[Source records]
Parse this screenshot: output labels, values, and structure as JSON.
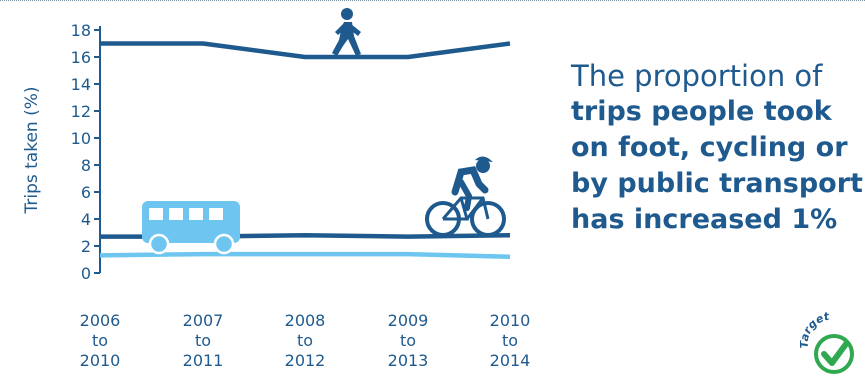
{
  "chart_data": {
    "type": "line",
    "ylabel": "Trips taken (%)",
    "ylim": [
      0,
      18
    ],
    "y_ticks": [
      0,
      2,
      4,
      6,
      8,
      10,
      12,
      14,
      16,
      18
    ],
    "categories": [
      [
        "2006",
        "to",
        "2010"
      ],
      [
        "2007",
        "to",
        "2011"
      ],
      [
        "2008",
        "to",
        "2012"
      ],
      [
        "2009",
        "to",
        "2013"
      ],
      [
        "2010",
        "to",
        "2014"
      ]
    ],
    "series": [
      {
        "icon": "walking-person-icon",
        "color": "#1f5a8f",
        "values": [
          17.0,
          17.0,
          16.0,
          16.0,
          17.0
        ]
      },
      {
        "icon": "cyclist-icon",
        "color": "#1f5a8f",
        "values": [
          2.7,
          2.7,
          2.8,
          2.7,
          2.8
        ]
      },
      {
        "icon": "bus-icon",
        "color": "#6ec6f0",
        "values": [
          1.3,
          1.4,
          1.4,
          1.4,
          1.2
        ]
      }
    ],
    "grid": false
  },
  "headline": {
    "line1": "The proportion of",
    "bold_lines": [
      "trips people took",
      "on foot, cycling or",
      "by public transport",
      "has increased 1%"
    ]
  },
  "logo": {
    "text": "Target",
    "icon": "checkmark-icon",
    "color": "#2fa84f"
  }
}
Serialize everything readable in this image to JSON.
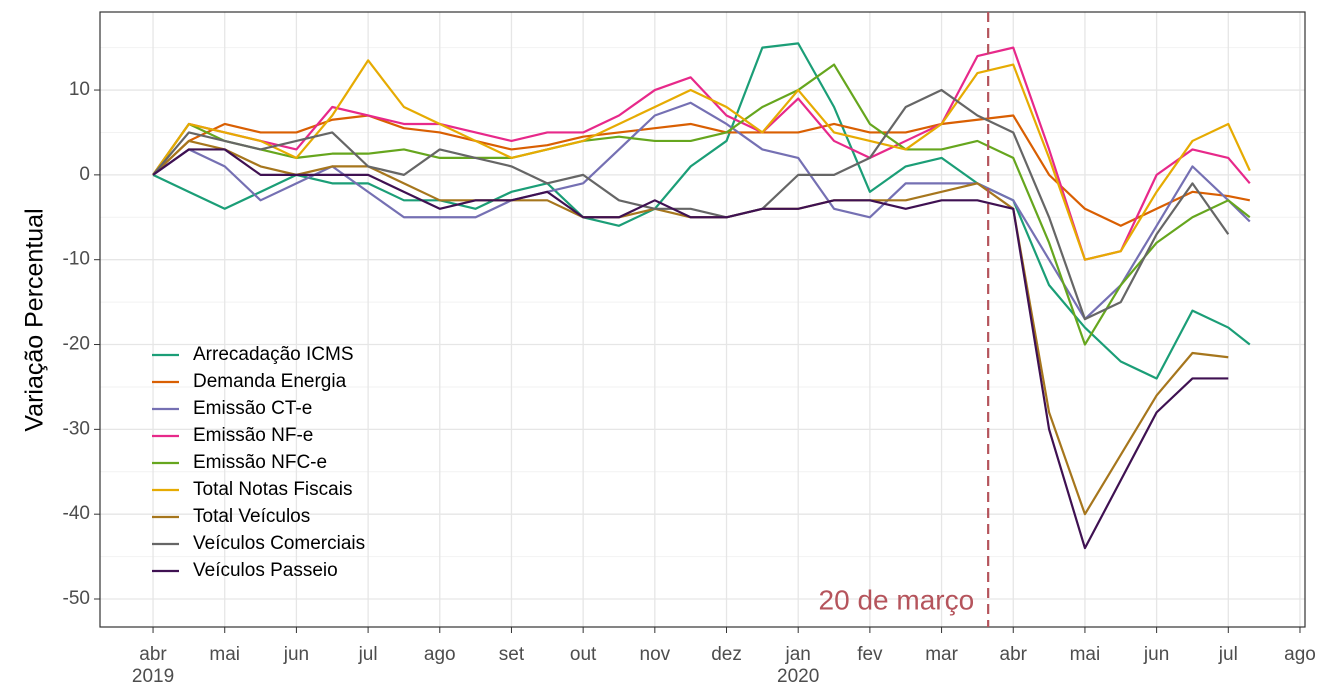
{
  "chart_data": {
    "type": "line",
    "y_label": "Variação Percentual",
    "x": [
      0,
      0.5,
      1,
      1.5,
      2,
      2.5,
      3,
      3.5,
      4,
      4.5,
      5,
      5.5,
      6,
      6.5,
      7,
      7.5,
      8,
      8.5,
      9,
      9.5,
      10,
      10.5,
      11,
      11.5,
      12,
      12.5,
      13,
      13.5,
      14,
      14.5,
      15,
      15.3
    ],
    "series": [
      {
        "name": "Arrecadação ICMS",
        "color": "#1b9e77",
        "values": [
          0,
          -2,
          -4,
          -2,
          0,
          -1,
          -1,
          -3,
          -3,
          -4,
          -2,
          -1,
          -5,
          -6,
          -4,
          1,
          4,
          15,
          15.5,
          8,
          -2,
          1,
          2,
          -1,
          -3,
          -13,
          -18,
          -22,
          -24,
          -16,
          -18,
          -20
        ]
      },
      {
        "name": "Demanda Energia",
        "color": "#d95f02",
        "values": [
          0,
          4,
          6,
          5,
          5,
          6.5,
          7,
          5.5,
          5,
          4,
          3,
          3.5,
          4.5,
          5,
          5.5,
          6,
          5,
          5,
          5,
          6,
          5,
          5,
          6,
          6.5,
          7,
          0,
          -4,
          -6,
          -4,
          -2,
          -2.5,
          -3
        ]
      },
      {
        "name": "Emissão CT-e",
        "color": "#7570b3",
        "values": [
          0,
          3,
          1,
          -3,
          -1,
          1,
          -2,
          -5,
          -5,
          -5,
          -3,
          -2,
          -1,
          3,
          7,
          8.5,
          6,
          3,
          2,
          -4,
          -5,
          -1,
          -1,
          -1,
          -3,
          -10,
          -17,
          -13,
          -6,
          1,
          -3,
          -5.5
        ]
      },
      {
        "name": "Emissão NF-e",
        "color": "#e7298a",
        "values": [
          0,
          6,
          5,
          4,
          3,
          8,
          7,
          6,
          6,
          5,
          4,
          5,
          5,
          7,
          10,
          11.5,
          7,
          5,
          9,
          4,
          2,
          4,
          6,
          14,
          15,
          3,
          -10,
          -9,
          0,
          3,
          2,
          -1
        ]
      },
      {
        "name": "Emissão NFC-e",
        "color": "#66a61e",
        "values": [
          0,
          6,
          4,
          3,
          2,
          2.5,
          2.5,
          3,
          2,
          2,
          2,
          3,
          4,
          4.5,
          4,
          4,
          5,
          8,
          10,
          13,
          6,
          3,
          3,
          4,
          2,
          -8,
          -20,
          -13,
          -8,
          -5,
          -3,
          -5
        ]
      },
      {
        "name": "Total Notas Fiscais",
        "color": "#e6ab02",
        "values": [
          0,
          6,
          5,
          4,
          2,
          7,
          13.5,
          8,
          6,
          4,
          2,
          3,
          4,
          6,
          8,
          10,
          8,
          5,
          10,
          5,
          4,
          3,
          6,
          12,
          13,
          2,
          -10,
          -9,
          -2,
          4,
          6,
          0.5
        ]
      },
      {
        "name": "Total Veículos",
        "color": "#a6761d",
        "values": [
          0,
          4,
          3,
          1,
          0,
          1,
          1,
          -1,
          -3,
          -3,
          -3,
          -3,
          -5,
          -5,
          -4,
          -5,
          -5,
          -4,
          -4,
          -3,
          -3,
          -3,
          -2,
          -1,
          -4,
          -28,
          -40,
          -33,
          -26,
          -21,
          -21.5,
          null
        ]
      },
      {
        "name": "Veículos Comerciais",
        "color": "#666666",
        "values": [
          0,
          5,
          4,
          3,
          4,
          5,
          1,
          0,
          3,
          2,
          1,
          -1,
          0,
          -3,
          -4,
          -4,
          -5,
          -4,
          0,
          0,
          2,
          8,
          10,
          7,
          5,
          -5,
          -17,
          -15,
          -7,
          -1,
          -7,
          null
        ]
      },
      {
        "name": "Veículos Passeio",
        "color": "#3f1152",
        "values": [
          0,
          3,
          3,
          0,
          0,
          0,
          0,
          -2,
          -4,
          -3,
          -3,
          -2,
          -5,
          -5,
          -3,
          -5,
          -5,
          -4,
          -4,
          -3,
          -3,
          -4,
          -3,
          -3,
          -4,
          -30,
          -44,
          -36,
          -28,
          -24,
          -24,
          null
        ]
      }
    ],
    "xlim": [
      -0.74,
      16.07
    ],
    "xticks": [
      {
        "value": 0,
        "label": "abr"
      },
      {
        "value": 1,
        "label": "mai"
      },
      {
        "value": 2,
        "label": "jun"
      },
      {
        "value": 3,
        "label": "jul"
      },
      {
        "value": 4,
        "label": "ago"
      },
      {
        "value": 5,
        "label": "set"
      },
      {
        "value": 6,
        "label": "out"
      },
      {
        "value": 7,
        "label": "nov"
      },
      {
        "value": 8,
        "label": "dez"
      },
      {
        "value": 9,
        "label": "jan"
      },
      {
        "value": 10,
        "label": "fev"
      },
      {
        "value": 11,
        "label": "mar"
      },
      {
        "value": 12,
        "label": "abr"
      },
      {
        "value": 13,
        "label": "mai"
      },
      {
        "value": 14,
        "label": "jun"
      },
      {
        "value": 15,
        "label": "jul"
      },
      {
        "value": 16,
        "label": "ago"
      }
    ],
    "xtick_years": [
      {
        "value": 0,
        "label": "2019"
      },
      {
        "value": 9,
        "label": "2020"
      }
    ],
    "ylim": [
      -53.3,
      19.2
    ],
    "yticks": [
      -50,
      -40,
      -30,
      -20,
      -10,
      0,
      10
    ],
    "y_minor_ticks": [
      -45,
      -35,
      -25,
      -15,
      -5,
      5,
      15
    ],
    "grid": true,
    "legend": "bottom-left",
    "vline": {
      "x": 11.65,
      "label": "20 de março",
      "color": "#b5545c"
    }
  }
}
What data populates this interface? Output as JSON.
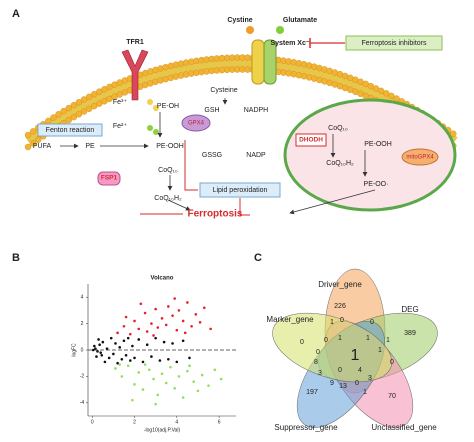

- Exercise: Show all lines from the records above where the word "icon" occurs.

- Expected answer:
        "icon": "walking-person-icon",
        "icon": "cyclist-icon",
        "icon": "bus-icon",
    "icon": "checkmark-icon",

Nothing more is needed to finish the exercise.